→ DATA:

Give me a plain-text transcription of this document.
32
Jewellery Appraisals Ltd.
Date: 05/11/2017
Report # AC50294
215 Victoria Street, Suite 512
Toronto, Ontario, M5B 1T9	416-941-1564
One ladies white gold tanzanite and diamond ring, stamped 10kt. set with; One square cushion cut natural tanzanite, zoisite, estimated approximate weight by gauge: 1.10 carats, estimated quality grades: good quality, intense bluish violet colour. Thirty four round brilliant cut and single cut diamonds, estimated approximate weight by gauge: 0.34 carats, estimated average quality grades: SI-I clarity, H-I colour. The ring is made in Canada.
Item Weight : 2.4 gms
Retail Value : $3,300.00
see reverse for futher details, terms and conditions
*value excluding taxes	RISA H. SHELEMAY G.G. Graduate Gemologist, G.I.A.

→ WORK TO COMPLETE: Please restate the records in full, word for word.

→ RESPONSE TO THE EXERCISE:
Give me a plain-text transcription of this document.
32
Jewellery Appraisals Ltd.
Date: 05/11/2017
Report # AC50294
215 Victoria Street, Suite 512
Toronto, Ontario, M5B 1T9	416-941-1564
One ladies white gold tanzanite and diamond ring, stamped 10kt. set with; One square cushion cut natural tanzanite, zoisite, estimated approximate weight by gauge: 1.10 carats, estimated quality grades: good quality, intense bluish violet colour. Thirty four round brilliant cut and single cut diamonds, estimated approximate weight by gauge: 0.34 carats, estimated average quality grades: SI-I clarity, H-I colour. The ring is made in Canada.
Item Weight : 2.4 gms
Retail Value : $3,300.00
see reverse for futher details, terms and conditions
*value excluding taxes	RISA H. SHELEMAY G.G. Graduate Gemologist, G.I.A.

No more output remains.